◆ **Exercise directions**:
Print all the data, keeping every line exactly as it is.

◆ **Records for the task**:

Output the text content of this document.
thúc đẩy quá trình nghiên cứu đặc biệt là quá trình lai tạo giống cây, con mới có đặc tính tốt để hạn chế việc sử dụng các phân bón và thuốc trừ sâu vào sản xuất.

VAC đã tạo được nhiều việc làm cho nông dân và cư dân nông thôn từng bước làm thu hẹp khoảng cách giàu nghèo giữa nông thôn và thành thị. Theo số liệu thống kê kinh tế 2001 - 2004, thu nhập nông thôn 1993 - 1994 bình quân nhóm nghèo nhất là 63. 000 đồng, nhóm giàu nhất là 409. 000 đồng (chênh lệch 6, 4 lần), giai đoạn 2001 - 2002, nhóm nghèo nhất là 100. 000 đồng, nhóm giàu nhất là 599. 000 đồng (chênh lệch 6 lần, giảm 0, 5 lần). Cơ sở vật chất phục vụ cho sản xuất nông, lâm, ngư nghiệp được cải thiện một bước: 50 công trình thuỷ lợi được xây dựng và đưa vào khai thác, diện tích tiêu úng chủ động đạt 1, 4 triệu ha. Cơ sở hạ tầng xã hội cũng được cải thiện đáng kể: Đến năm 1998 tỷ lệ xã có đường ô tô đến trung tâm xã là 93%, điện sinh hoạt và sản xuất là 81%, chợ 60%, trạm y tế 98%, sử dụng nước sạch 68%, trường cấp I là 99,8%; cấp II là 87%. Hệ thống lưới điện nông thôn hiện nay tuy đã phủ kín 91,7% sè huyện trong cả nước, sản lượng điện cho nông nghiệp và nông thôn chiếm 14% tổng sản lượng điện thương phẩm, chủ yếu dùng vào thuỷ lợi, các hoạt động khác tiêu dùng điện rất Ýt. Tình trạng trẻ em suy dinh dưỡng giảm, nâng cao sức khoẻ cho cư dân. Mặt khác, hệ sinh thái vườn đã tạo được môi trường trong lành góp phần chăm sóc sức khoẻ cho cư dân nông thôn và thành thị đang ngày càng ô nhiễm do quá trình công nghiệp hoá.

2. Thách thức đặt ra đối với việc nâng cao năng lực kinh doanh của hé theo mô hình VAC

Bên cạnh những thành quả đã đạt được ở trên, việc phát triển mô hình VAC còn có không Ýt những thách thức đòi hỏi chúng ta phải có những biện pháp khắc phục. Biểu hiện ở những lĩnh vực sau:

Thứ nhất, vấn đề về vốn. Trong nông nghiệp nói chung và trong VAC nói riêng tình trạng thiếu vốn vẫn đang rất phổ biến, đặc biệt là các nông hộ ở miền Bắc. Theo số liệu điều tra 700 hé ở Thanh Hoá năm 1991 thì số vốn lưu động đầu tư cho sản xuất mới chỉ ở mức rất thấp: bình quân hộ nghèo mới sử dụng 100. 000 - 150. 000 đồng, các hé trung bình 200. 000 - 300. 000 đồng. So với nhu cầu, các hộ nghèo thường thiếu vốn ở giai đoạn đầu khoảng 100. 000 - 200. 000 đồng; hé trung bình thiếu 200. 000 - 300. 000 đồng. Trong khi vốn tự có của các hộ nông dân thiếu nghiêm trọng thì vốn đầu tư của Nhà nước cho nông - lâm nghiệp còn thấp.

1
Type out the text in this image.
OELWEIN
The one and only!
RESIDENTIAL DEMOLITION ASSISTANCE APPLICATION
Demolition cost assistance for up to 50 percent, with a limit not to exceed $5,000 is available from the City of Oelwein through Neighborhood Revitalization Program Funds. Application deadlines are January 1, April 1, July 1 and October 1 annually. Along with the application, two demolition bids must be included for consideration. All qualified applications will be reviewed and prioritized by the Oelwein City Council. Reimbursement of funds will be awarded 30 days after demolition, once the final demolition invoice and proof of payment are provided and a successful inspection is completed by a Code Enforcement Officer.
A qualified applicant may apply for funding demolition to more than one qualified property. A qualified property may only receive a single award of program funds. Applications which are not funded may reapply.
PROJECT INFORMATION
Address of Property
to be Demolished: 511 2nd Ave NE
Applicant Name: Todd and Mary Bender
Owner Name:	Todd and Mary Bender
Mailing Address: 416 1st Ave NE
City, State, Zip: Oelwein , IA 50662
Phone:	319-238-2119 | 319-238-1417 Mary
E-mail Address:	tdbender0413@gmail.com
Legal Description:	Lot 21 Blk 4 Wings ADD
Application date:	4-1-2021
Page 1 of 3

◆ **Exercise response**:
Output the text content of this document.
thúc đẩy quá trình nghiên cứu đặc biệt là quá trình lai tạo giống cây, con mới có đặc tính tốt để hạn chế việc sử dụng các phân bón và thuốc trừ sâu vào sản xuất.

VAC đã tạo được nhiều việc làm cho nông dân và cư dân nông thôn từng bước làm thu hẹp khoảng cách giàu nghèo giữa nông thôn và thành thị. Theo số liệu thống kê kinh tế 2001 - 2004, thu nhập nông thôn 1993 - 1994 bình quân nhóm nghèo nhất là 63. 000 đồng, nhóm giàu nhất là 409. 000 đồng (chênh lệch 6, 4 lần), giai đoạn 2001 - 2002, nhóm nghèo nhất là 100. 000 đồng, nhóm giàu nhất là 599. 000 đồng (chênh lệch 6 lần, giảm 0, 5 lần). Cơ sở vật chất phục vụ cho sản xuất nông, lâm, ngư nghiệp được cải thiện một bước: 50 công trình thuỷ lợi được xây dựng và đưa vào khai thác, diện tích tiêu úng chủ động đạt 1, 4 triệu ha. Cơ sở hạ tầng xã hội cũng được cải thiện đáng kể: Đến năm 1998 tỷ lệ xã có đường ô tô đến trung tâm xã là 93%, điện sinh hoạt và sản xuất là 81%, chợ 60%, trạm y tế 98%, sử dụng nước sạch 68%, trường cấp I là 99,8%; cấp II là 87%. Hệ thống lưới điện nông thôn hiện nay tuy đã phủ kín 91,7% sè huyện trong cả nước, sản lượng điện cho nông nghiệp và nông thôn chiếm 14% tổng sản lượng điện thương phẩm, chủ yếu dùng vào thuỷ lợi, các hoạt động khác tiêu dùng điện rất Ýt. Tình trạng trẻ em suy dinh dưỡng giảm, nâng cao sức khoẻ cho cư dân. Mặt khác, hệ sinh thái vườn đã tạo được môi trường trong lành góp phần chăm sóc sức khoẻ cho cư dân nông thôn và thành thị đang ngày càng ô nhiễm do quá trình công nghiệp hoá.

2. Thách thức đặt ra đối với việc nâng cao năng lực kinh doanh của hé theo mô hình VAC

Bên cạnh những thành quả đã đạt được ở trên, việc phát triển mô hình VAC còn có không Ýt những thách thức đòi hỏi chúng ta phải có những biện pháp khắc phục. Biểu hiện ở những lĩnh vực sau:

Thứ nhất, vấn đề về vốn. Trong nông nghiệp nói chung và trong VAC nói riêng tình trạng thiếu vốn vẫn đang rất phổ biến, đặc biệt là các nông hộ ở miền Bắc. Theo số liệu điều tra 700 hé ở Thanh Hoá năm 1991 thì số vốn lưu động đầu tư cho sản xuất mới chỉ ở mức rất thấp: bình quân hộ nghèo mới sử dụng 100. 000 - 150. 000 đồng, các hé trung bình 200. 000 - 300. 000 đồng. So với nhu cầu, các hộ nghèo thường thiếu vốn ở giai đoạn đầu khoảng 100. 000 - 200. 000 đồng; hé trung bình thiếu 200. 000 - 300. 000 đồng. Trong khi vốn tự có của các hộ nông dân thiếu nghiêm trọng thì vốn đầu tư của Nhà nước cho nông - lâm nghiệp còn thấp.

1
Type out the text in this image.
OELWEIN
The one and only!
RESIDENTIAL DEMOLITION ASSISTANCE APPLICATION
Demolition cost assistance for up to 50 percent, with a limit not to exceed $5,000 is available from the City of Oelwein through Neighborhood Revitalization Program Funds. Application deadlines are January 1, April 1, July 1 and October 1 annually. Along with the application, two demolition bids must be included for consideration. All qualified applications will be reviewed and prioritized by the Oelwein City Council. Reimbursement of funds will be awarded 30 days after demolition, once the final demolition invoice and proof of payment are provided and a successful inspection is completed by a Code Enforcement Officer.
A qualified applicant may apply for funding demolition to more than one qualified property. A qualified property may only receive a single award of program funds. Applications which are not funded may reapply.
PROJECT INFORMATION
Address of Property
to be Demolished: 511 2nd Ave NE
Applicant Name: Todd and Mary Bender
Owner Name:	Todd and Mary Bender
Mailing Address: 416 1st Ave NE
City, State, Zip: Oelwein , IA 50662
Phone:	319-238-2119 | 319-238-1417 Mary
E-mail Address:	tdbender0413@gmail.com
Legal Description:	Lot 21 Blk 4 Wings ADD
Application date:	4-1-2021
Page 1 of 3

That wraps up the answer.